WHAT IS BEING ASKED.
Output only the lines from the line holding "Extract all readable text from this page." through the close of the records, exactly as they appear, with all pictures omitted.

EXTRACTED DATA.
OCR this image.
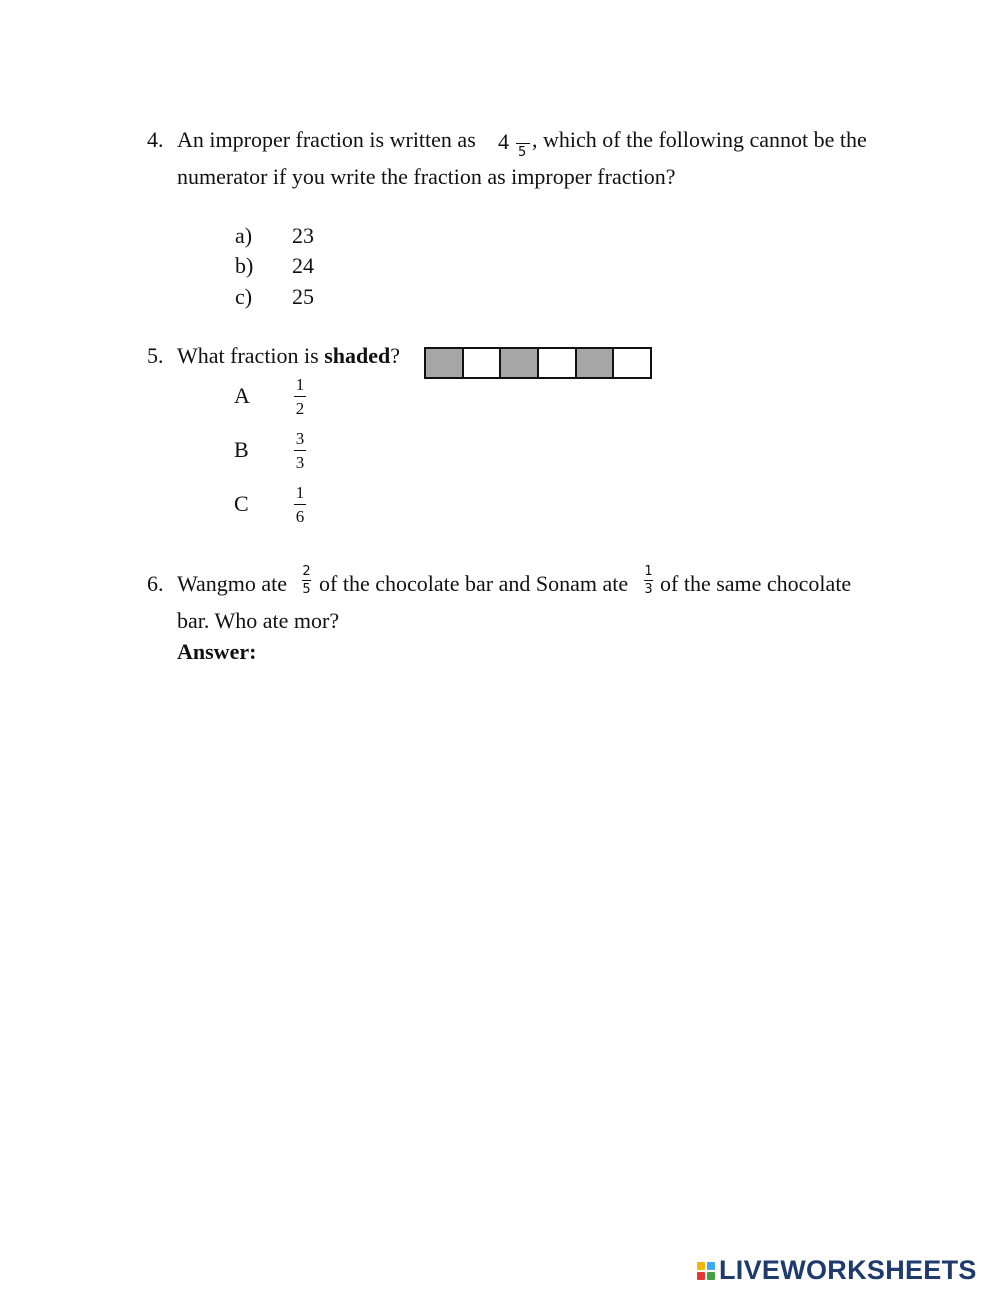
4. An improper fraction is written as 4 5
, which of the following cannot be the
numerator if you write the fraction as improper fraction?
a) 23
b) 24
c) 25
5. What fraction is shaded?
A	1
2
B	3
3
C	1
6
6. Wangmo ate 2
5 of the chocolate bar and Sonam ate 1
3 of the same chocolate
bar. Who ate mor?
Answer:
LIVEWORKSHEETS
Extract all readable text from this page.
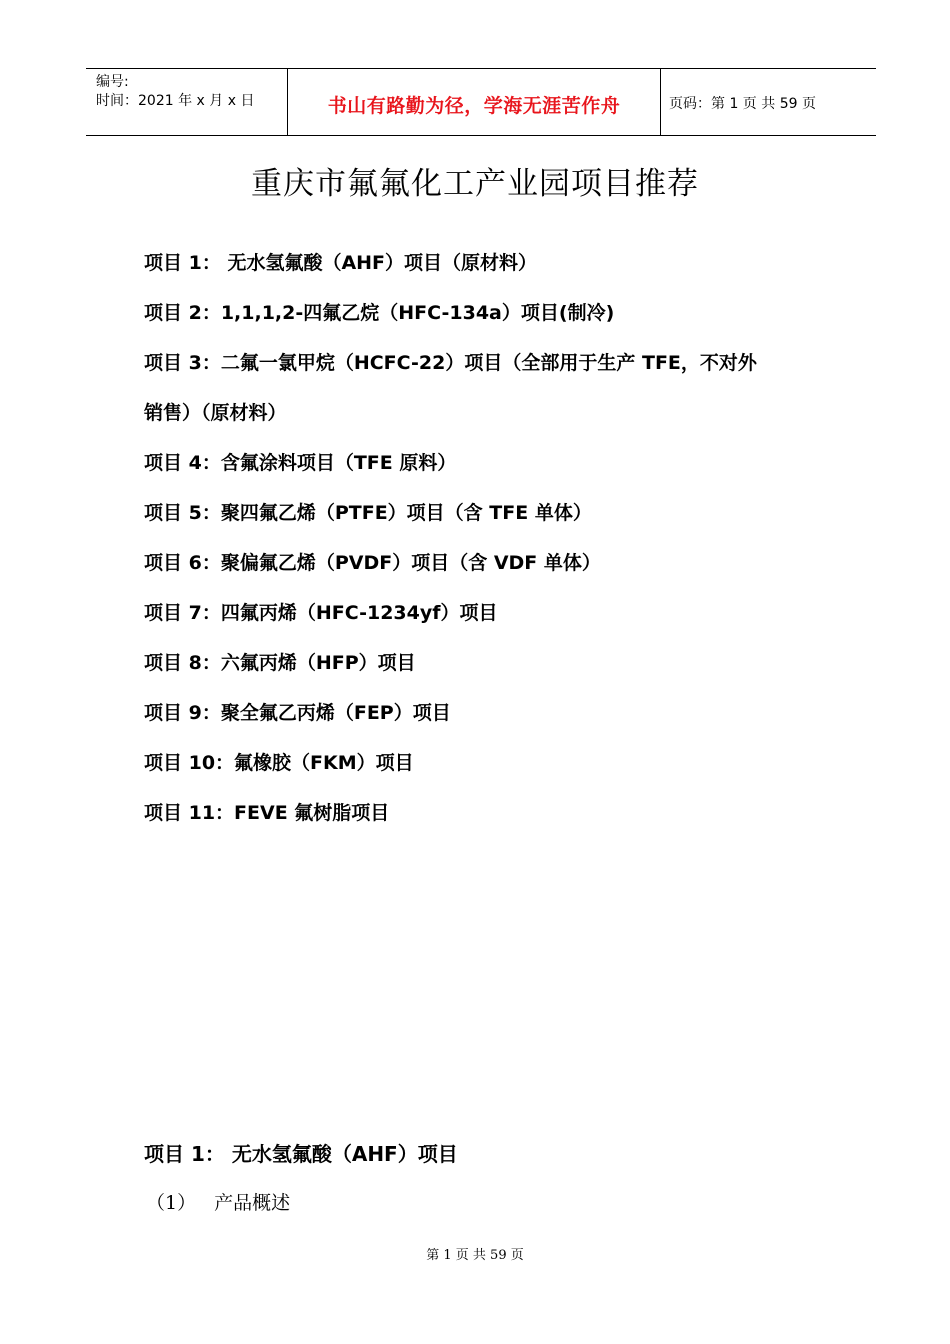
编号:
时间：2021 年 x 月 x 日	书山有路勤为径，学海无涯苦作舟	页码：第 1 页 共 59 页
重庆市氟氟化工产业园项目推荐
项目 1： 无水氢氟酸（AHF）项目（原材料）
项目 2：1,1,1,2-四氟乙烷（HFC-134a）项目(制冷)
项目 3：二氟一氯甲烷（HCFC-22）项目（全部用于生产 TFE，不对外
销售）（原材料）
项目 4：含氟涂料项目（TFE 原料）
项目 5：聚四氟乙烯（PTFE）项目（含 TFE 单体）
项目 6：聚偏氟乙烯（PVDF）项目（含 VDF 单体）
项目 7：四氟丙烯（HFC-1234yf）项目
项目 8：六氟丙烯（HFP）项目
项目 9：聚全氟乙丙烯（FEP）项目
项目 10：氟橡胶（FKM）项目
项目 11：FEVE 氟树脂项目
项目 1： 无水氢氟酸（AHF）项目
（1） 产品概述
第 1 页 共 59 页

EXPECTED ANSWER.
Extract all readable text from this page.
编号:
时间：2021 年 x 月 x 日	书山有路勤为径，学海无涯苦作舟	页码：第 1 页 共 59 页
重庆市氟氟化工产业园项目推荐
项目 1： 无水氢氟酸（AHF）项目（原材料）
项目 2：1,1,1,2-四氟乙烷（HFC-134a）项目(制冷)
项目 3：二氟一氯甲烷（HCFC-22）项目（全部用于生产 TFE，不对外
销售）（原材料）
项目 4：含氟涂料项目（TFE 原料）
项目 5：聚四氟乙烯（PTFE）项目（含 TFE 单体）
项目 6：聚偏氟乙烯（PVDF）项目（含 VDF 单体）
项目 7：四氟丙烯（HFC-1234yf）项目
项目 8：六氟丙烯（HFP）项目
项目 9：聚全氟乙丙烯（FEP）项目
项目 10：氟橡胶（FKM）项目
项目 11：FEVE 氟树脂项目
项目 1： 无水氢氟酸（AHF）项目
（1） 产品概述
第 1 页 共 59 页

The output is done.